WHAT YOU NEED TO DO:
Calculate how many lines in the following records hold the word "setting", and report that number without comment.
## start INFORMATION SUPPLIED
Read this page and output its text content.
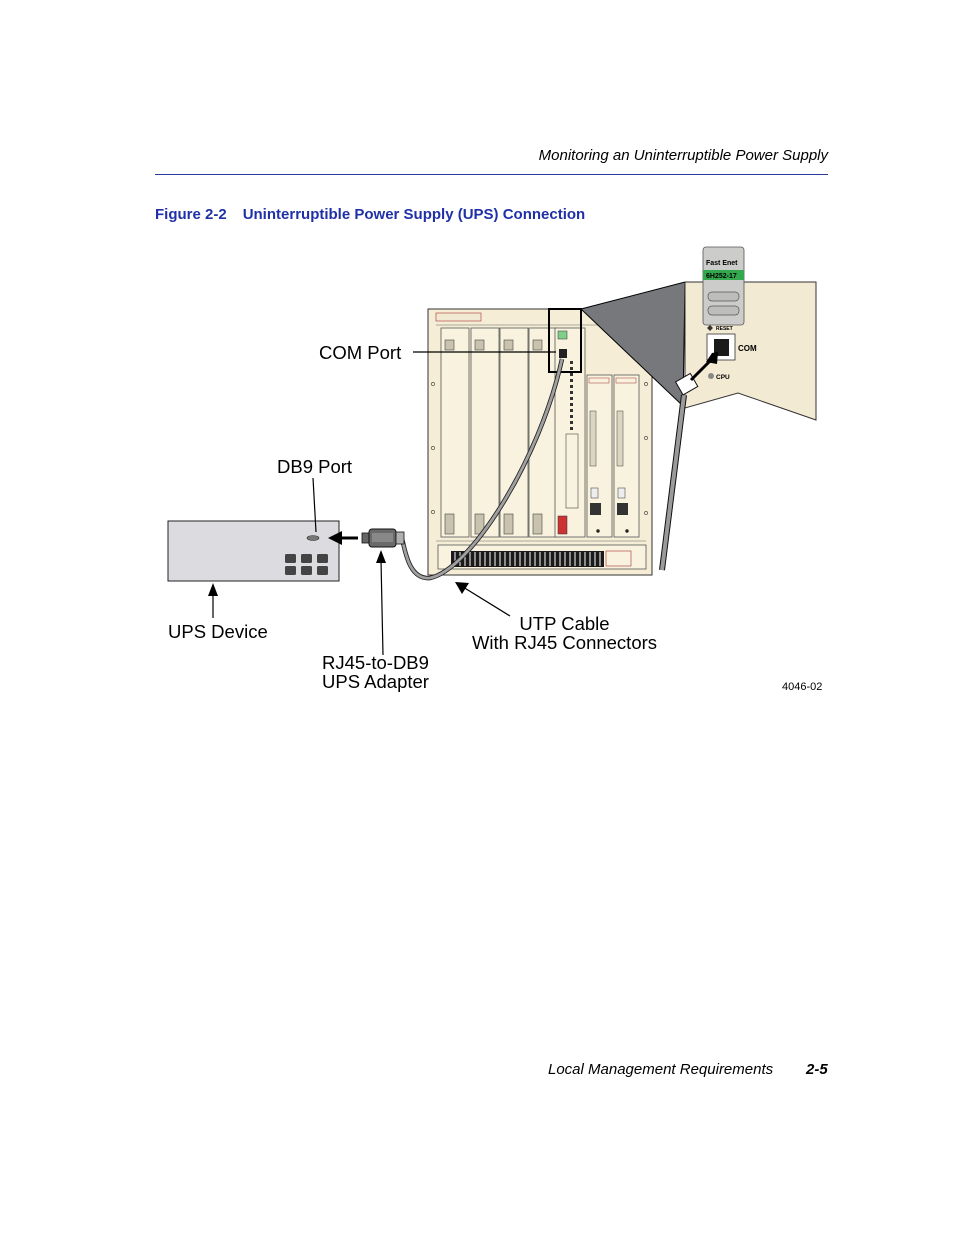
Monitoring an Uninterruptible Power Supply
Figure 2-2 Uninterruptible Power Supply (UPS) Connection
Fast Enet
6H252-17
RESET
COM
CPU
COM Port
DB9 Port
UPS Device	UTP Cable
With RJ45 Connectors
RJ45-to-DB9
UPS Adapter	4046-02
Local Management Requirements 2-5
## end INFORMATION SUPPLIED
## start INFORMATION SUPPLIED
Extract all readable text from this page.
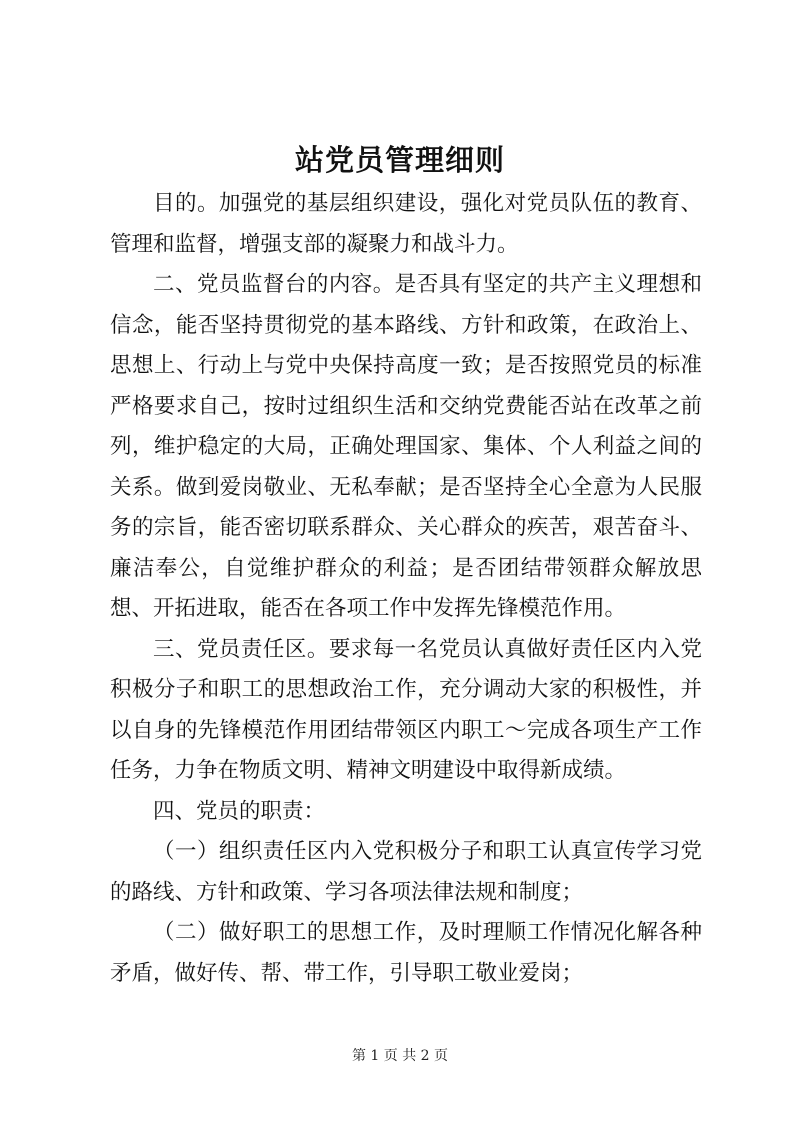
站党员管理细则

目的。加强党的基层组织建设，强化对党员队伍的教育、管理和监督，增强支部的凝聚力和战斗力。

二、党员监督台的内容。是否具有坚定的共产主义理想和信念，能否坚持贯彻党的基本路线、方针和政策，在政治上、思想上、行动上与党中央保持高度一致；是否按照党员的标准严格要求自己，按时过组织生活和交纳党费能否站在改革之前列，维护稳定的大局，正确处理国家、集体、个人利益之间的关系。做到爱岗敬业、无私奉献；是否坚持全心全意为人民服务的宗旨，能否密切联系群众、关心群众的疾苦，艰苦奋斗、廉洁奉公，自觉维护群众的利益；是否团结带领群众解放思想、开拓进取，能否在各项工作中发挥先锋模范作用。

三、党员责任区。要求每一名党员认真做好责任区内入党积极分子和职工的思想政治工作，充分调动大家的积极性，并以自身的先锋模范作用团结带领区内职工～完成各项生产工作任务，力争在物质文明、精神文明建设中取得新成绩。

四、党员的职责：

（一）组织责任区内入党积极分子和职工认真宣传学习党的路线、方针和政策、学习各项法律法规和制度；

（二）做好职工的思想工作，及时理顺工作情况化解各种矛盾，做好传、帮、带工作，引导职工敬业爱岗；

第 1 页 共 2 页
## end INFORMATION SUPPLIED
## start INFORMATION SUPPLIED
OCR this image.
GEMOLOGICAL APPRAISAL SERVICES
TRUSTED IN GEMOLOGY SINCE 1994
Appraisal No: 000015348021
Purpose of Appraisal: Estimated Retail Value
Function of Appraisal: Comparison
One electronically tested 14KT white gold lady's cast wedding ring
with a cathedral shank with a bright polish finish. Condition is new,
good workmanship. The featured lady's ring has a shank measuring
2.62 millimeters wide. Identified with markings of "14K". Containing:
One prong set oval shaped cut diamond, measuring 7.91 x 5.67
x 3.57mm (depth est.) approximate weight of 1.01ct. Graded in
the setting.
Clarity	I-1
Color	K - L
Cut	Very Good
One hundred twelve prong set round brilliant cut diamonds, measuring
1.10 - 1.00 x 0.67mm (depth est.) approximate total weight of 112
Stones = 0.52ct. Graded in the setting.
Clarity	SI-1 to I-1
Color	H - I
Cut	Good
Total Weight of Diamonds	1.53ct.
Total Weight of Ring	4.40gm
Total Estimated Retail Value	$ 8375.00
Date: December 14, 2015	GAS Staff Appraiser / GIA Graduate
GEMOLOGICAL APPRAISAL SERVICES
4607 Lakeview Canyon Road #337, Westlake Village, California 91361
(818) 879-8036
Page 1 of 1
## end INFORMATION SUPPLIED
ANSWER TO THIS PROBLEM:
2